■ SHORT EXERCISE
How many lines in the records below contain the word "chevron"? Give only the number.

============================================================

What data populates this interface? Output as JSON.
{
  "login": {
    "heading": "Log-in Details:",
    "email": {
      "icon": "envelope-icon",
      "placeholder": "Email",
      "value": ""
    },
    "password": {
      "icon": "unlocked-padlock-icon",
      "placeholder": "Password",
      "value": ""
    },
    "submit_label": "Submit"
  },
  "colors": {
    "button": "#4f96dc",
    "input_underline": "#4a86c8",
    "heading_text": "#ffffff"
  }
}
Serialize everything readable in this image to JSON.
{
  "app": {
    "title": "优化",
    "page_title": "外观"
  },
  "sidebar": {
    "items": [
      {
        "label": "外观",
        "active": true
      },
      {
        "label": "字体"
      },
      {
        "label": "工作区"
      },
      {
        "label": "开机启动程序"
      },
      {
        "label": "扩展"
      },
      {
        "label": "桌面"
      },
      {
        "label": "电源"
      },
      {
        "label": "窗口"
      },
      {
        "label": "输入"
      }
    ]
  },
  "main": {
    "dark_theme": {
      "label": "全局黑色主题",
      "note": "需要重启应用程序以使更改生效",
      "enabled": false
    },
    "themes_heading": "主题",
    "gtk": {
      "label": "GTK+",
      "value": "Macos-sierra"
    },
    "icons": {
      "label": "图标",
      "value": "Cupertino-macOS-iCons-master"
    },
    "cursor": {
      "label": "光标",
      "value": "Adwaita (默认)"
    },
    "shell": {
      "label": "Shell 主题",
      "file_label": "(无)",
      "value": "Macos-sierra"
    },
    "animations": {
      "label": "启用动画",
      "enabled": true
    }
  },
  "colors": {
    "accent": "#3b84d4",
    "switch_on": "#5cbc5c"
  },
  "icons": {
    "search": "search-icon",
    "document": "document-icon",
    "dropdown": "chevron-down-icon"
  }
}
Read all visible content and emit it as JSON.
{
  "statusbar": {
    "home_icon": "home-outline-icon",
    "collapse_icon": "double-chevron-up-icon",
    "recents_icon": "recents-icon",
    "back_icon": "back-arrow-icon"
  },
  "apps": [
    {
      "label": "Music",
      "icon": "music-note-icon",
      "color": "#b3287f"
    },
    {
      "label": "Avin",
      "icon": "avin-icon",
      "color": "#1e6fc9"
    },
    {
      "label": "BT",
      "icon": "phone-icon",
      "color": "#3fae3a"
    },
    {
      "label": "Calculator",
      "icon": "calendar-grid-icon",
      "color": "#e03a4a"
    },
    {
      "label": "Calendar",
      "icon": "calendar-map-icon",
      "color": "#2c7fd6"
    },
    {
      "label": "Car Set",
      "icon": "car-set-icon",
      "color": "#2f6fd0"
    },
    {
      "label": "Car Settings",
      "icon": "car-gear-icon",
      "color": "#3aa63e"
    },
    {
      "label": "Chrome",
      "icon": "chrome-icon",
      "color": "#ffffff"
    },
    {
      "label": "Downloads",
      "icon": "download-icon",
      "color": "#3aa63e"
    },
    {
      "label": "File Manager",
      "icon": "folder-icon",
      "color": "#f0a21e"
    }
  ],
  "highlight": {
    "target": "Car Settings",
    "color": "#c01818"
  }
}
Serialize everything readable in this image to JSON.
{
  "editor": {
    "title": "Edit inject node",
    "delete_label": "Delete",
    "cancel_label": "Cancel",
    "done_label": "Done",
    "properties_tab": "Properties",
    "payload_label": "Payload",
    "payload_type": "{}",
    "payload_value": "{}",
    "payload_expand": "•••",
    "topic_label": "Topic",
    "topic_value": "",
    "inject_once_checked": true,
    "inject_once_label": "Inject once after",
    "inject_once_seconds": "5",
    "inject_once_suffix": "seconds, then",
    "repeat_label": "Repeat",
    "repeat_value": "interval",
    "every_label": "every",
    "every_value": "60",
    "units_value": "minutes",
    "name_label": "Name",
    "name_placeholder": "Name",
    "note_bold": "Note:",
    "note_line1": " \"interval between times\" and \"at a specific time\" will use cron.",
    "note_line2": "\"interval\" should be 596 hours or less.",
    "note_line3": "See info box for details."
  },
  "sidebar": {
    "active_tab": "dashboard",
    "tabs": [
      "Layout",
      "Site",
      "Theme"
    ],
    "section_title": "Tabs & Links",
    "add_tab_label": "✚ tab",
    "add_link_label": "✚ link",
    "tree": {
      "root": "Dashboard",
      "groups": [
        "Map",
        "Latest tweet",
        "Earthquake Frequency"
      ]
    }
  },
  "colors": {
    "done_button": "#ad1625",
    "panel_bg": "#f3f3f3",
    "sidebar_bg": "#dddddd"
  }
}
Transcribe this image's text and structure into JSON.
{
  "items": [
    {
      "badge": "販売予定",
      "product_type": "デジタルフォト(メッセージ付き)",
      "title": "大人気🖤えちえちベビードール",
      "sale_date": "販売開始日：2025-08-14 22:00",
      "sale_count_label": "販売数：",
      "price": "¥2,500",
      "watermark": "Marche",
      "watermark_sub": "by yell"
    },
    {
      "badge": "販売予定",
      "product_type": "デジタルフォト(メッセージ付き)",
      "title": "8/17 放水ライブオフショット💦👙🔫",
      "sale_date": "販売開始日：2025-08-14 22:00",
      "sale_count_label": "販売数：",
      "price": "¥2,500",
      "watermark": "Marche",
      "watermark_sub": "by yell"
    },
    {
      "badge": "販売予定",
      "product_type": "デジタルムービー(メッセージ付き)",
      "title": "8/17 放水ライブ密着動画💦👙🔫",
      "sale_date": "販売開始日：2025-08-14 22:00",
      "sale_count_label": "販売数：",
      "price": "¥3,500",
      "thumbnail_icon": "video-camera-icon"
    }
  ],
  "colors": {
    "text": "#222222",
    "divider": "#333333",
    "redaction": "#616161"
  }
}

============================================================

■ COMPLETE OUTPUT
2